## STATED PROBLEM
In the passage below on consumption and monetary equilibrium, output verbatim the portion that opens with the words containing "In the long" and closes with "- \beta_0 \] to be stationary.".

## TEXT TO READ
<<<<

The key behavioral assumption of PIH is: \[ c_t^{p} = \beta \, y_t^{p}, \] with transitory consumption \(c_t^{tr}\) assumed to be stationary.


This implies \[ c_t = \beta y_t^{p} + c_t^{tr}, \] so that \(c_t\) and \(y_t^{p}\) may be nonstationary, but deviations from their long-run relationship are stable.

Monetary Equilibrium (Money, Prices, and Income)

In the long run, the money market clears: \[ \text{money supply} = \text{money demand}. \]


The behavioral side of this equilibrium is given by the liquidity theory of money demand: \[ \frac{M_t}{P_t} = L(Y_t, i_t), \] where real money balances demanded depend on real income and interest rates.


In logs, the long-run equilibrium condition can be written as \[ m_t - p_t = \beta_0 + \beta_1 y_t + \beta_2 i_t + u_t. \]


If money supply, prices, and income are \(I(1)\), monetary equilibrium requires the disequilibrium term \[ u_t = (m_t - p_t) - \beta_1 y_t - \beta_2 i_t - \beta_0 \] to be stationary.

>>>>

## GIVEN DATA
<<<<

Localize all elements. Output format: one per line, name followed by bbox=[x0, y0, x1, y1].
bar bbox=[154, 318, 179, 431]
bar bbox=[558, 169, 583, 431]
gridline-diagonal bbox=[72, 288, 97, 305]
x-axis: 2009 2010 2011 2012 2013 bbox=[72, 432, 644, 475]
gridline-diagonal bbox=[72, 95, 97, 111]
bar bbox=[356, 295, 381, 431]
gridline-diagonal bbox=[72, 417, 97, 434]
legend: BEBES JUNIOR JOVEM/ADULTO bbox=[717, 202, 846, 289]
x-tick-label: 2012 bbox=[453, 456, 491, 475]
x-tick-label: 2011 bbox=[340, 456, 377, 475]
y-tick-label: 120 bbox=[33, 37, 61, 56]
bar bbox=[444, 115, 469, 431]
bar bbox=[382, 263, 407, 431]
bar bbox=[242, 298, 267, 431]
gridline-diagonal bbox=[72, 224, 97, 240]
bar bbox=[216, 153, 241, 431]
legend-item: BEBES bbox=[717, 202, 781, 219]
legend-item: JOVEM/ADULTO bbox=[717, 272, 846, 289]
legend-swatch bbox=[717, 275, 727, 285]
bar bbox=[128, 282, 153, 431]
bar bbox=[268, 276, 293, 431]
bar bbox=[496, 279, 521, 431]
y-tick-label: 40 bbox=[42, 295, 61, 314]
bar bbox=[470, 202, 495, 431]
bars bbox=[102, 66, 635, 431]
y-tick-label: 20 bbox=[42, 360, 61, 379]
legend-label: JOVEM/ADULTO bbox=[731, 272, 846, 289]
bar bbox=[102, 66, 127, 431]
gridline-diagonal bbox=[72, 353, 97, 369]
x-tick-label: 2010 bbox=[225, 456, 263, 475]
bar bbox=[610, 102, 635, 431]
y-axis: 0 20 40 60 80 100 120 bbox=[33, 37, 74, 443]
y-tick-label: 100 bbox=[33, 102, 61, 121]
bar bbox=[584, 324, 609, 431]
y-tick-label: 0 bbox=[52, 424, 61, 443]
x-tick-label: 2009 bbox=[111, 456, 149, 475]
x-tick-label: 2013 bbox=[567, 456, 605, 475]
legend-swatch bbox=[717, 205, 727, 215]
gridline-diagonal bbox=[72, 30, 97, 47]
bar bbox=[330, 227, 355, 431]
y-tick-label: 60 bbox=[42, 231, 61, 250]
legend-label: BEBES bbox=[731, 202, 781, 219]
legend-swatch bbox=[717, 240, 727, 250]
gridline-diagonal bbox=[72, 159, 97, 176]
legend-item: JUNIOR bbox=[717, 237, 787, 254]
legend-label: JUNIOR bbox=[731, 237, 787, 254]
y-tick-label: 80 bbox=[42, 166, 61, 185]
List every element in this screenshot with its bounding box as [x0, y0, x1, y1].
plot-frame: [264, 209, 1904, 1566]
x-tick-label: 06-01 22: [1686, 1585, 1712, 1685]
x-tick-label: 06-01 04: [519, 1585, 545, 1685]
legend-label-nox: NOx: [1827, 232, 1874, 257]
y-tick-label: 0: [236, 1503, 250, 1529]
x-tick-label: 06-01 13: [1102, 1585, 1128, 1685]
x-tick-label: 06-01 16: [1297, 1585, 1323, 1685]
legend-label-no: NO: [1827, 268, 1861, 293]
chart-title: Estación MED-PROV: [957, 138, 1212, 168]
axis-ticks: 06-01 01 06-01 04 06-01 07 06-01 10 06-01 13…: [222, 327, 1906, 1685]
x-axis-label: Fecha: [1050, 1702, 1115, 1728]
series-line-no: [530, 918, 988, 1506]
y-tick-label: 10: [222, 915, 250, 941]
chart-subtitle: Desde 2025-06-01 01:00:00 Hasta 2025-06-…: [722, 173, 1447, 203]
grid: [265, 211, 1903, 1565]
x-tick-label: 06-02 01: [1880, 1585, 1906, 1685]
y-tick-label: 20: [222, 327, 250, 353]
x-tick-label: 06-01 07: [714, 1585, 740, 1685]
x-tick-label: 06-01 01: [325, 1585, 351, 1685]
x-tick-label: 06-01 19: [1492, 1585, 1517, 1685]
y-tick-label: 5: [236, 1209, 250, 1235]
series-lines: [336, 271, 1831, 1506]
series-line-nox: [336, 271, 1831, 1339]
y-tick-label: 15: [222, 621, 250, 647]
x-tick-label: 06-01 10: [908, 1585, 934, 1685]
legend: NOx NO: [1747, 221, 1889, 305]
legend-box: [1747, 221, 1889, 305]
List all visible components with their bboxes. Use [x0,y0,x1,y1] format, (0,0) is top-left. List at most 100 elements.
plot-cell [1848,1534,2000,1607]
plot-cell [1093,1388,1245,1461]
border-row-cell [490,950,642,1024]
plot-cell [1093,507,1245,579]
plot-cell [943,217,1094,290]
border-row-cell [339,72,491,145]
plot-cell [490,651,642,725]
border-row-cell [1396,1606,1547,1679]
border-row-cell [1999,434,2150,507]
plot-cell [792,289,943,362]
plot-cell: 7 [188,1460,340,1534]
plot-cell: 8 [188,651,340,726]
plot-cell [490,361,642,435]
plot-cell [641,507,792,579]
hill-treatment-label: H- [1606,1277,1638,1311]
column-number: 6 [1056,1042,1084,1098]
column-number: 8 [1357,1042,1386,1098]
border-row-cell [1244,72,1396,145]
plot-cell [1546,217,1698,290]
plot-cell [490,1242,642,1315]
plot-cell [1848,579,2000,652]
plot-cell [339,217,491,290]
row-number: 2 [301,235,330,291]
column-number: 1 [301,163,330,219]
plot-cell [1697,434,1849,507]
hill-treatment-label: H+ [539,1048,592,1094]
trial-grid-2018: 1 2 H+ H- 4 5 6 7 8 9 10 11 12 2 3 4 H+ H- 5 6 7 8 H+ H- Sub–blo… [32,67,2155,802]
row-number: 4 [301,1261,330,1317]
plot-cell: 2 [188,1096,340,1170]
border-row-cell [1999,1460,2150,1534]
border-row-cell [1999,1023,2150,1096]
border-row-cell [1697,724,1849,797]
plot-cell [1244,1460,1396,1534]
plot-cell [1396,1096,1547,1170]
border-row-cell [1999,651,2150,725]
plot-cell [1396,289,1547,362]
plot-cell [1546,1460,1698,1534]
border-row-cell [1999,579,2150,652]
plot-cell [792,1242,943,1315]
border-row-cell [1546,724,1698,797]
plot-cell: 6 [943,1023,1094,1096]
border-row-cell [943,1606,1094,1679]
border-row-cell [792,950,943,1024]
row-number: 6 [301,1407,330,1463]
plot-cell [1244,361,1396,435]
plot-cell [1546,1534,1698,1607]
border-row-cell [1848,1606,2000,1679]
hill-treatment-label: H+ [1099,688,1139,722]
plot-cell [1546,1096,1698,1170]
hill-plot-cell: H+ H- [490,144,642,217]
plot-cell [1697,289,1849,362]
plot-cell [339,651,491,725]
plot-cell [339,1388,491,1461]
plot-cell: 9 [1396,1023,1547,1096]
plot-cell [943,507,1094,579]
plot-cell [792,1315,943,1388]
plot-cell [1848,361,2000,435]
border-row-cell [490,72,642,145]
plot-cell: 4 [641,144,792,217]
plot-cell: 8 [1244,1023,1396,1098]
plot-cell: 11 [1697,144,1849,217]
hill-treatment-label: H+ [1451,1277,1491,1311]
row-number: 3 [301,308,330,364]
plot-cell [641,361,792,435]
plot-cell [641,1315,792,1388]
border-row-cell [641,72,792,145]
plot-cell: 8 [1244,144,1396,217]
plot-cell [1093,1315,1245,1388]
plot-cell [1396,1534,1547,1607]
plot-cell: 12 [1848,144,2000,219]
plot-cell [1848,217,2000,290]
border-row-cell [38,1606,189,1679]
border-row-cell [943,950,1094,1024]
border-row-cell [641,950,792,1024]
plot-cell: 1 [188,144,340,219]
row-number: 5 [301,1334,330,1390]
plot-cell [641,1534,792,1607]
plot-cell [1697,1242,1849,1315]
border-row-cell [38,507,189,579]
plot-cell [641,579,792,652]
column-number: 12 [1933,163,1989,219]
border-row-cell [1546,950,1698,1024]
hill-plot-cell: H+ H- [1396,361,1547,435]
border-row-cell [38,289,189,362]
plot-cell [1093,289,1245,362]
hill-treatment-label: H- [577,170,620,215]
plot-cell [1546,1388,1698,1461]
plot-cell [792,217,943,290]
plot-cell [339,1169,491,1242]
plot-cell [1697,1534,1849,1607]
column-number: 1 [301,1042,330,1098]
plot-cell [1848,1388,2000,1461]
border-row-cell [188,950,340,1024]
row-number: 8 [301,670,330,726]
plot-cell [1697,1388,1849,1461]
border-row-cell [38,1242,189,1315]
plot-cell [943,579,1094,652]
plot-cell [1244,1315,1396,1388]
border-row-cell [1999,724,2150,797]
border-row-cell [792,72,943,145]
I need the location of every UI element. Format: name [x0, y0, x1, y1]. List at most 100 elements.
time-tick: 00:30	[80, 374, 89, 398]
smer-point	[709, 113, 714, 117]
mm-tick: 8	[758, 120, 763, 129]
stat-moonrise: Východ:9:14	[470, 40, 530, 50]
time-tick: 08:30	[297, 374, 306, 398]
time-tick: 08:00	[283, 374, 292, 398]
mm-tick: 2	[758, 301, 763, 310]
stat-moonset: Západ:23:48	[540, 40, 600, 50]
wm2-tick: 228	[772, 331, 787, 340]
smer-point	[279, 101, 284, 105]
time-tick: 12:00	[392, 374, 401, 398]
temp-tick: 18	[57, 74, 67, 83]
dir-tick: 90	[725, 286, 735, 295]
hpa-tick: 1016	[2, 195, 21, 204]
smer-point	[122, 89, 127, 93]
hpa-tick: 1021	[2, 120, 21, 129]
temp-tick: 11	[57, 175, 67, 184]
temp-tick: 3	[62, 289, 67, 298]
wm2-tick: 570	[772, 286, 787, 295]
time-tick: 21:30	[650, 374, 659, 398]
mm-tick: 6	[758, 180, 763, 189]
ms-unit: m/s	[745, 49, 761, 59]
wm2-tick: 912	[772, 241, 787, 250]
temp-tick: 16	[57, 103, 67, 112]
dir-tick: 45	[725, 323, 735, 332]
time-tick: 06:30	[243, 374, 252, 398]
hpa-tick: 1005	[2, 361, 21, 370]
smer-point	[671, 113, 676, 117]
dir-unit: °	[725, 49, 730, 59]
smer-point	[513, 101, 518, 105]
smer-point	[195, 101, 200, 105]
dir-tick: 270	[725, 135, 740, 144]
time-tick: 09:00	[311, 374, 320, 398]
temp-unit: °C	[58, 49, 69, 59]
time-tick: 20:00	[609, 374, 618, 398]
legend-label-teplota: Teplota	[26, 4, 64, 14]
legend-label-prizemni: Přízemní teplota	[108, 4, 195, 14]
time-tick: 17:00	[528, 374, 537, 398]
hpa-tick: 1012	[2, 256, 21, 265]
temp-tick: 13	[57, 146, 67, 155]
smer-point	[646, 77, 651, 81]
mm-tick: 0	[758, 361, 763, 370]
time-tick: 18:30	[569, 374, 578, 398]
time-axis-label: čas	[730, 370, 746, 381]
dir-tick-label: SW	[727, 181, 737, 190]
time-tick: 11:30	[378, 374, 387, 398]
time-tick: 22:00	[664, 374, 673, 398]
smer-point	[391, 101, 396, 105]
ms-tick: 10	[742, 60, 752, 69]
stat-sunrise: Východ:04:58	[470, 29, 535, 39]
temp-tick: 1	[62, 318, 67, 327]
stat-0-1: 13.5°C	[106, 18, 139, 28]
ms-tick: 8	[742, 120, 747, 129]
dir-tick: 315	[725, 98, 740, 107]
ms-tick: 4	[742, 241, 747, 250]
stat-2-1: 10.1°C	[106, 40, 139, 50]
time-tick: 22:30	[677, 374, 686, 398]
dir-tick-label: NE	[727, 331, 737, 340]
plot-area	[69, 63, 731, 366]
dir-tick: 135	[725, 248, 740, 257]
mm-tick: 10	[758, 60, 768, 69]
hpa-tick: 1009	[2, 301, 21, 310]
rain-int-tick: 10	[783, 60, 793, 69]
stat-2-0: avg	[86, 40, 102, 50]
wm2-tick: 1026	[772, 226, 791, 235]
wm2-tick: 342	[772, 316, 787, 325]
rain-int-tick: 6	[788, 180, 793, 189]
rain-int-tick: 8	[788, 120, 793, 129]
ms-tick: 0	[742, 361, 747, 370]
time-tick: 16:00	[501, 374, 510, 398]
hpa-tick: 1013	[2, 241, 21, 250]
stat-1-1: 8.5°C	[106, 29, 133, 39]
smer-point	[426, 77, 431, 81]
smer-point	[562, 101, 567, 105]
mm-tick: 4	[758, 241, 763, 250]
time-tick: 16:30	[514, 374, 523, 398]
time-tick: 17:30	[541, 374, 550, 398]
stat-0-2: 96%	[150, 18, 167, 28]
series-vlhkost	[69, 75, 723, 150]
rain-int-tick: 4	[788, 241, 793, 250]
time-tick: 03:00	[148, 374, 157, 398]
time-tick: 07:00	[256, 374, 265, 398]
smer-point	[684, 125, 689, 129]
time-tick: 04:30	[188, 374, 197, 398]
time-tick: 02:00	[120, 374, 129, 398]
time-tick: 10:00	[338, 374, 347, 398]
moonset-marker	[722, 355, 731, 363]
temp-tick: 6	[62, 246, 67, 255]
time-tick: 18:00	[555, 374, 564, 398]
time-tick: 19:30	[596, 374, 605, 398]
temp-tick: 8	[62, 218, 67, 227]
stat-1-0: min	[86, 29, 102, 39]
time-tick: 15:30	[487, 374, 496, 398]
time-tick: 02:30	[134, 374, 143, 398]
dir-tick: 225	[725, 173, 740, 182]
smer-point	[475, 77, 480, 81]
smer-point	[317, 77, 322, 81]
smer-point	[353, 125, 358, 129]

>>>>

## SOLVED EXERCISE
In the long run, the money market clears: \[ \text{money supply} = \text{money demand}. \]


The behavioral side of this equilibrium is given by the liquidity theory of money demand: \[ \frac{M_t}{P_t} = L(Y_t, i_t), \] where real money balances demanded depend on real income and interest rates.


In logs, the long-run equilibrium condition can be written as \[ m_t - p_t = \beta_0 + \beta_1 y_t + \beta_2 i_t + u_t. \]


If money supply, prices, and income are \(I(1)\), monetary equilibrium requires the disequilibrium term \[ u_t = (m_t - p_t) - \beta_1 y_t - \beta_2 i_t - \beta_0 \] to be stationary.